**VORLIEGENDER TEXT**
- - - - - - -
Neben der medienwirksamen Haschlegalisierungs-Bewegung gibt es jedoch auch eine andere, weniger wahrgenommene: Zunehmend mehr (Ex-)Junkies, TherapeutInnen und WissenschaftlerInnen fordern die Legalisierung von Heroin. Ihnen ist es zu verdanken, daß es die Methadonprogramme gibt, die zahlreichen Junkies erst das Überleben ermöglichen - auch wenn v.a. in CDU-regierten Ländern die Zugangsbeschränkungen so hoch sind, daß manche HeroingebraucherInnen sich HIV-infiziertes Blut spritzen, um aufgenommen zu werden (5). Doch auch Methadon ist Bestandteil der Repressionslogik, nur - und das ist das sozialdemokratische Innovationspotential - effektiver. Wer an Methadonprogrammen teilnimmt, steht unter strenger ärztlicher Kontrolle und tagtäglich zur Verfügung. Die Junkies werden weiterhin als abnorm wahrgenommen, nur nicht mehr als kriminell, sondern als krank. Was ihnen nicht zugebilligt wird, ist Selbstbestimmung und ein freier Wille, der sie eventuell einen eigenen, mit Heroingebrauch verbundenen Lebensstil wählen ließ. Nur folgerichtig ist, daß Methadon dem gleich unschädlichen (und sogar leichter entziehbarem) Heroin vorgezogen wird, da es, so die Ideologie, keinen “Kick” erzeuge; ebenso folgerichtig ist, daß in den Methadon-Musterstädten Hamburg, Frankfurt und Bremen die brutalsten Polizeieinsätze gegen die offene Junkszene gefahren werden, denn zur Einsicht, krank zu sein, gelangen nicht alle ohne den Knüppel.
Diese Polizeieinsätze wird man auch dann noch brauchen, wenn eines Tages auch in der BRD Heroin an Schwerstabhängige ärztlich vergeben werden sollte, denn auch eine solche Praxis sprengt nicht die Medizinalisierungslogik. Zu fragen bliebe schließlich, warum, wer reines Heroin will, erst auf dem Schwarzmarkt abhängig werden muß, um eine Berechtigung dazu zu erlangen.
- - - - - - -
**ARBEITSAUFTRÄGE**
1. Welche Städte nennt der Text über die Heroinfreigabe als Methadon-Musterstädte?
2. Gib aus dem Text über die Heroinfreigabe alles von „Diese Polizeieinsätze wird“ bis hinunter zu „dazu zu erlangen.“ wortgetreu wieder.
- - - - - - -
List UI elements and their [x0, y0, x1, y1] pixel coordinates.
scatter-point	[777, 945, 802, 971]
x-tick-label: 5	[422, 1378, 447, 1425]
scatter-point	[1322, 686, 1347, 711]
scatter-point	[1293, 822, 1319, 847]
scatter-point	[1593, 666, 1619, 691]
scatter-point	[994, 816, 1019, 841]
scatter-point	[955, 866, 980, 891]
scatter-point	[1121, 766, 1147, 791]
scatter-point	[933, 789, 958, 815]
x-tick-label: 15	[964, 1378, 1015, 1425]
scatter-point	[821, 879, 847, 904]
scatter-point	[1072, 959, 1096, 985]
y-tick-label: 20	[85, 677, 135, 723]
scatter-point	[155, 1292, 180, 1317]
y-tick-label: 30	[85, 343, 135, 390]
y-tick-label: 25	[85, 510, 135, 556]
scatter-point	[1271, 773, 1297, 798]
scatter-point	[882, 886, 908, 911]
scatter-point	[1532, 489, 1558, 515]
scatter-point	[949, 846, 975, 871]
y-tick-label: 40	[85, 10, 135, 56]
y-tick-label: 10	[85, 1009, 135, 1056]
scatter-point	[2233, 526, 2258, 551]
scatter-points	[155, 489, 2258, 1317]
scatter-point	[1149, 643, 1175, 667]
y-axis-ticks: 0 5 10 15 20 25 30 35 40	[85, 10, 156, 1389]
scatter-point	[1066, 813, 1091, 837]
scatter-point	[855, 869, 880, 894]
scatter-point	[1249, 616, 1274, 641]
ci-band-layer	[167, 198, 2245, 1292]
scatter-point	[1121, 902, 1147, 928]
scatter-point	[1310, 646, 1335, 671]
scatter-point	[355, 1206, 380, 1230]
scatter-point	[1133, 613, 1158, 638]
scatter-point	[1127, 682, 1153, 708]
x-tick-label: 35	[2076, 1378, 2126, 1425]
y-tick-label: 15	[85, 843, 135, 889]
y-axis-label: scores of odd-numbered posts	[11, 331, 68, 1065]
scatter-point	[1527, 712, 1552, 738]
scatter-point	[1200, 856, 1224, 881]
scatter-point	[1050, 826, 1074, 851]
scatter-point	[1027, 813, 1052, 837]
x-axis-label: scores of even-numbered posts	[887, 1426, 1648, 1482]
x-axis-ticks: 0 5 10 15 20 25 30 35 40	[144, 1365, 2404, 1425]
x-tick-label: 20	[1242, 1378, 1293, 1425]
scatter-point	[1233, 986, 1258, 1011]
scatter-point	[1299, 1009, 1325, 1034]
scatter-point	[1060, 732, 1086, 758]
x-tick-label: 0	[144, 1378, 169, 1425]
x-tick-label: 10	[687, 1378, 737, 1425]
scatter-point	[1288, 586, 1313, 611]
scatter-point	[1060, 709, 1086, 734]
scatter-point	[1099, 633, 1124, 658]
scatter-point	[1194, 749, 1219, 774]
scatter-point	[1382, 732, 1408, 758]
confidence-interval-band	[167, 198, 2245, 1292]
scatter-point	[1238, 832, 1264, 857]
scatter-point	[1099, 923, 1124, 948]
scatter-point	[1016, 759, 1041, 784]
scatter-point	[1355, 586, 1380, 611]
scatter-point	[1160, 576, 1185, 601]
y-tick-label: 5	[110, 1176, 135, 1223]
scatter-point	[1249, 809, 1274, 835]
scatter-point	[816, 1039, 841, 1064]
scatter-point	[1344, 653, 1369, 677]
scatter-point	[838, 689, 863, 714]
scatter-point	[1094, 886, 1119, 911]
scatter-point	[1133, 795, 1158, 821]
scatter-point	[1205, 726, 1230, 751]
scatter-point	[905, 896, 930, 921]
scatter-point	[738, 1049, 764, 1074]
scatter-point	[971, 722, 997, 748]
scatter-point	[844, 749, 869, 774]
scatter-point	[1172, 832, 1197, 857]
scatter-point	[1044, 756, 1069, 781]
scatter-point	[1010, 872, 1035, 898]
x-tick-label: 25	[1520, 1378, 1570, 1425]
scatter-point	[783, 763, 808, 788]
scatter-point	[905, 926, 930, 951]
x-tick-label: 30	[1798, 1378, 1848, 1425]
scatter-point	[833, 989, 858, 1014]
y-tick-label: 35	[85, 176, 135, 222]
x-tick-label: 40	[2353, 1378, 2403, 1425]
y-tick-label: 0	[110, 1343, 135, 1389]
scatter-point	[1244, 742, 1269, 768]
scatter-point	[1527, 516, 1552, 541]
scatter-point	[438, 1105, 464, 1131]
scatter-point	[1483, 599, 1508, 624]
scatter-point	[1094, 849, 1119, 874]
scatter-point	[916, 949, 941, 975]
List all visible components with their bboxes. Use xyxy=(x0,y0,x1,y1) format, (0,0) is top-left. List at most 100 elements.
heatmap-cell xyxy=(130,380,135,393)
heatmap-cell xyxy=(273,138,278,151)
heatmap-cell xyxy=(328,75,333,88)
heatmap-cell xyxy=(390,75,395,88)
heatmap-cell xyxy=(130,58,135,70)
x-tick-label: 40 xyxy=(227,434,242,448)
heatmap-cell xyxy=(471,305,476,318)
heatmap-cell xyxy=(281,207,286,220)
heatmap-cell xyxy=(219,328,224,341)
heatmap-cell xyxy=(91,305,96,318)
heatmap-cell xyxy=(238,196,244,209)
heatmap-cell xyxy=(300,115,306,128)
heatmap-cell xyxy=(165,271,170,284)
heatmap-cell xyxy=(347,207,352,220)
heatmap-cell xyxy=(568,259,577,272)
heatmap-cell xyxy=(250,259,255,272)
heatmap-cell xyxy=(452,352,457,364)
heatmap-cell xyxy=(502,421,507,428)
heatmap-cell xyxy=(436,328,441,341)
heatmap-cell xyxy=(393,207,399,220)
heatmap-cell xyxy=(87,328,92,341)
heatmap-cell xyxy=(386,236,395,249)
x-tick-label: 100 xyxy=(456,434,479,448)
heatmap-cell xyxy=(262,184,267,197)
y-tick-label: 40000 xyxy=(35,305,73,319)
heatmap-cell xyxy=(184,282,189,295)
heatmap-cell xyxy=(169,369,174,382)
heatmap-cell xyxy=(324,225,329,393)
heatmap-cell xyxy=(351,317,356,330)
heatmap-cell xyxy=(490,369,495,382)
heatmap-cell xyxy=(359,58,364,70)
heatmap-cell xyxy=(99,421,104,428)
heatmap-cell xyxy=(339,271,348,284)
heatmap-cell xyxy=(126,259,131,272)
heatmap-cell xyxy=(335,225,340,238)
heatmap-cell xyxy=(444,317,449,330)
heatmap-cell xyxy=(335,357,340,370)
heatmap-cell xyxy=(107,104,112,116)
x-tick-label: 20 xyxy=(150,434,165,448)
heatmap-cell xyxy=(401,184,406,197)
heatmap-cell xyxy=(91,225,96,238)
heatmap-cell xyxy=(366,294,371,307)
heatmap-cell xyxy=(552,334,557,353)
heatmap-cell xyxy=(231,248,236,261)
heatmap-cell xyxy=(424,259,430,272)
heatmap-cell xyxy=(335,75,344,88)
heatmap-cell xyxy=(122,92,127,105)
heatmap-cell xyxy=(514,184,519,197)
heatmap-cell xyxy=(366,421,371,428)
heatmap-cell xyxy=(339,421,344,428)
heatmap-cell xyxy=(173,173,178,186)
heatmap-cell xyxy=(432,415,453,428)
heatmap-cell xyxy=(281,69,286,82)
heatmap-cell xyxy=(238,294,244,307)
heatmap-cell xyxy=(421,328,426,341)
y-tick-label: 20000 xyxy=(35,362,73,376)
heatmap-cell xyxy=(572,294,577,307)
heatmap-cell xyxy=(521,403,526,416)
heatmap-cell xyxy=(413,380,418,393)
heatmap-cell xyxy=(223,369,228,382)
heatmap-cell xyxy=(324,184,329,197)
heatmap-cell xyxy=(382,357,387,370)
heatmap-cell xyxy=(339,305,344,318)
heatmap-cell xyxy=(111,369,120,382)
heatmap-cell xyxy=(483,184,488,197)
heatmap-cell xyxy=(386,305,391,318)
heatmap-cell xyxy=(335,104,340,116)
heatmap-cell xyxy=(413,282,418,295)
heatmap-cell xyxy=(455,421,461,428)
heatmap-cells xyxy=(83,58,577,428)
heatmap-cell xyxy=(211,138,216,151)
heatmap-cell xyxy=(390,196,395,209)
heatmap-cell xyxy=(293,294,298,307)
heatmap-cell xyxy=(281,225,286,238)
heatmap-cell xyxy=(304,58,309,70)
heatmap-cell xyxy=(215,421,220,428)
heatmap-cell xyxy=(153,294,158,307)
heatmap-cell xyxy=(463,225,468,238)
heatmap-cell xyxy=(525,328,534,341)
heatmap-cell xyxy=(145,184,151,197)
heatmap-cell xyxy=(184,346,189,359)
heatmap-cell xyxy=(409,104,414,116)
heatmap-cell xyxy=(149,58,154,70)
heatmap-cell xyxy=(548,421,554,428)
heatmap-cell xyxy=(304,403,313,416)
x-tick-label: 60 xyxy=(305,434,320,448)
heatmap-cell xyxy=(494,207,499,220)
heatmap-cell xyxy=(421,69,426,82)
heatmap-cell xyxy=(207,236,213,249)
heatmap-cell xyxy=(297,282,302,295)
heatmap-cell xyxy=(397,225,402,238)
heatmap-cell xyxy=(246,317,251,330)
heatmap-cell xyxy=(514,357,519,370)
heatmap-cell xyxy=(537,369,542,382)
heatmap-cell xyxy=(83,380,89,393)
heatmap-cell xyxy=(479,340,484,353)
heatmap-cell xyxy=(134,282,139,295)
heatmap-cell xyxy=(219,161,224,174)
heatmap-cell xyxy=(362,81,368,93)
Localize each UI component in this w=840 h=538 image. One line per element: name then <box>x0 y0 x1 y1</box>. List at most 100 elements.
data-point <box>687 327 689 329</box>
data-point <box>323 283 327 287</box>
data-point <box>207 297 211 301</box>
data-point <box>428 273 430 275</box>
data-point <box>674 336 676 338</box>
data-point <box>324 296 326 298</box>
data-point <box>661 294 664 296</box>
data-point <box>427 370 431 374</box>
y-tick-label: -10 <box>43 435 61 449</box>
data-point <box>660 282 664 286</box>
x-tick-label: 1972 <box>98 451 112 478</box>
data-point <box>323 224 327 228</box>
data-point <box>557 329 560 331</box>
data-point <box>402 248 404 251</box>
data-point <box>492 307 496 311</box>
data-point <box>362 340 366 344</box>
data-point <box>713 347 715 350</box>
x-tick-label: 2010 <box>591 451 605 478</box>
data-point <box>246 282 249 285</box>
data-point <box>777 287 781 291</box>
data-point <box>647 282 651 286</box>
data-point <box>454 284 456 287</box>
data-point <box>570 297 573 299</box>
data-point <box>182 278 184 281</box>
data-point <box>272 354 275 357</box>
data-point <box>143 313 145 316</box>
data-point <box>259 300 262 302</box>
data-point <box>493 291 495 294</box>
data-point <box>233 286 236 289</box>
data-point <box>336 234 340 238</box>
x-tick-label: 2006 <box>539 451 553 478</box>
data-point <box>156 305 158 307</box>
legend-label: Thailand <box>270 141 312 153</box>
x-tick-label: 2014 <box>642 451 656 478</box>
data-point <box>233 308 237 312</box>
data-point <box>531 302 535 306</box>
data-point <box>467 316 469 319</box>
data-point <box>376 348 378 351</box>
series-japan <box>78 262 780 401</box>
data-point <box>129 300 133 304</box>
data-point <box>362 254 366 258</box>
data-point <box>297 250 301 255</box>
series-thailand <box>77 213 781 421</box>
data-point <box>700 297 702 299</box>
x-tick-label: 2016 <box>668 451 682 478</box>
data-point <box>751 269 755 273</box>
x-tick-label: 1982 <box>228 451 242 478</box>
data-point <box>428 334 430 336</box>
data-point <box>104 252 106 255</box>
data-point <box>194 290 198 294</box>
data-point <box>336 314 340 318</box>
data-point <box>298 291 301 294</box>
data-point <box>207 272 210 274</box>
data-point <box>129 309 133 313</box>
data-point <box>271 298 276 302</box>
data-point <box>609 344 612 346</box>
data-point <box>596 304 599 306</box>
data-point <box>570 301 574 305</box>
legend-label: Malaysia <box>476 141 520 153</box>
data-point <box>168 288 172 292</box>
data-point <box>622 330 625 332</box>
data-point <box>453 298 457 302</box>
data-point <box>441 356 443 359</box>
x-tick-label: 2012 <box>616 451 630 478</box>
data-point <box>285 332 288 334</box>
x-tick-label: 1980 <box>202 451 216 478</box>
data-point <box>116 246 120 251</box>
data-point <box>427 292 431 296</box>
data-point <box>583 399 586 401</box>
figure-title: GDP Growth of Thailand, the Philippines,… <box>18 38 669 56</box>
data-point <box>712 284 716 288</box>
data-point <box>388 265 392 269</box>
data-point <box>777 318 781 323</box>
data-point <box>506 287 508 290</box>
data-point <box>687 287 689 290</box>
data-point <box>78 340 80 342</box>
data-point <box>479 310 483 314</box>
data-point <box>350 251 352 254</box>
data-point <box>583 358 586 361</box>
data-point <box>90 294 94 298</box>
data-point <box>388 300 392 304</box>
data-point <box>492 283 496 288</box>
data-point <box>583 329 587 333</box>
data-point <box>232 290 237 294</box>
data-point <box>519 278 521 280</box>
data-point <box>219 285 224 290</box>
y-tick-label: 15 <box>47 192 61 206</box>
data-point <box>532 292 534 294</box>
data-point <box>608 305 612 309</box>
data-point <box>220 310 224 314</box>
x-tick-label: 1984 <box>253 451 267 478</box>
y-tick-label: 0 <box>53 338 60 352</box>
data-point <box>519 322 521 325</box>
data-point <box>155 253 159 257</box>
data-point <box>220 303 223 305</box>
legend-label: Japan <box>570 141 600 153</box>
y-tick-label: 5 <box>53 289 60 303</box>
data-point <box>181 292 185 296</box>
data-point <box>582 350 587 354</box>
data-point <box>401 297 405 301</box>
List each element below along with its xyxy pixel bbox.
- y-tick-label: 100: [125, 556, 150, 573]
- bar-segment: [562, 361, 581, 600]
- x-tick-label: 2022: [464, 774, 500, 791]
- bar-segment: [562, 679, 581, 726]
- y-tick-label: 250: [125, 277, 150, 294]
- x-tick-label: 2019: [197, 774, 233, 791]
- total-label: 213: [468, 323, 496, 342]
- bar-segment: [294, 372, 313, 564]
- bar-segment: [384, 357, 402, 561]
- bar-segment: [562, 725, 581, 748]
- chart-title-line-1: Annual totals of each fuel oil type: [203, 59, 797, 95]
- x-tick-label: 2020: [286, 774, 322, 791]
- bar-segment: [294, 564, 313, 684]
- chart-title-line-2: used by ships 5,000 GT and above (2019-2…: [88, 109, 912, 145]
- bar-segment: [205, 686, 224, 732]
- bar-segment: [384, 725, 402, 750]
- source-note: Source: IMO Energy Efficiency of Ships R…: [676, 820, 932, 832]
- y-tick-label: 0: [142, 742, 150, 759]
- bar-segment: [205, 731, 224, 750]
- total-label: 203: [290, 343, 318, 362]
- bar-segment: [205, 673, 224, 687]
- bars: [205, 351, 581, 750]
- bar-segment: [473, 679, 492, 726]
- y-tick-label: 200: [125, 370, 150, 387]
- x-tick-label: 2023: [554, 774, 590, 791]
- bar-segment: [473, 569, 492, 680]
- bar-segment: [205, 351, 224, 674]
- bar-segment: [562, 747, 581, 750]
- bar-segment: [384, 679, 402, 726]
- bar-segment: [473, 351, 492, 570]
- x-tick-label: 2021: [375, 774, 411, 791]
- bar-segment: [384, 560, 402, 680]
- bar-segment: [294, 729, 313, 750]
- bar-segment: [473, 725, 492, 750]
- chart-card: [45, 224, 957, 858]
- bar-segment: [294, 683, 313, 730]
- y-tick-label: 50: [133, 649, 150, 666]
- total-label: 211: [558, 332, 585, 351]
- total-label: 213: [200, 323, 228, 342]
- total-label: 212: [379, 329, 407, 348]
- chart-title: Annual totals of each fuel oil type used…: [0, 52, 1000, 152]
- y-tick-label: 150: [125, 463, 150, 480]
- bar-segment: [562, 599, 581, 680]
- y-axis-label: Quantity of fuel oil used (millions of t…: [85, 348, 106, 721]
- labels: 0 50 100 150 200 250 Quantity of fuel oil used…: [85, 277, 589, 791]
- - - - - - -
**LÖSUNGEN**
1. Hamburg, Frankfurt und Bremen

2.
Diese Polizeieinsätze wird man auch dann noch brauchen, wenn eines Tages auch in der BRD Heroin an Schwerstabhängige ärztlich vergeben werden sollte, denn auch eine solche Praxis sprengt nicht die Medizinalisierungslogik. Zu fragen bliebe schließlich, warum, wer reines Heroin will, erst auf dem Schwarzmarkt abhängig werden muß, um eine Berechtigung dazu zu erlangen.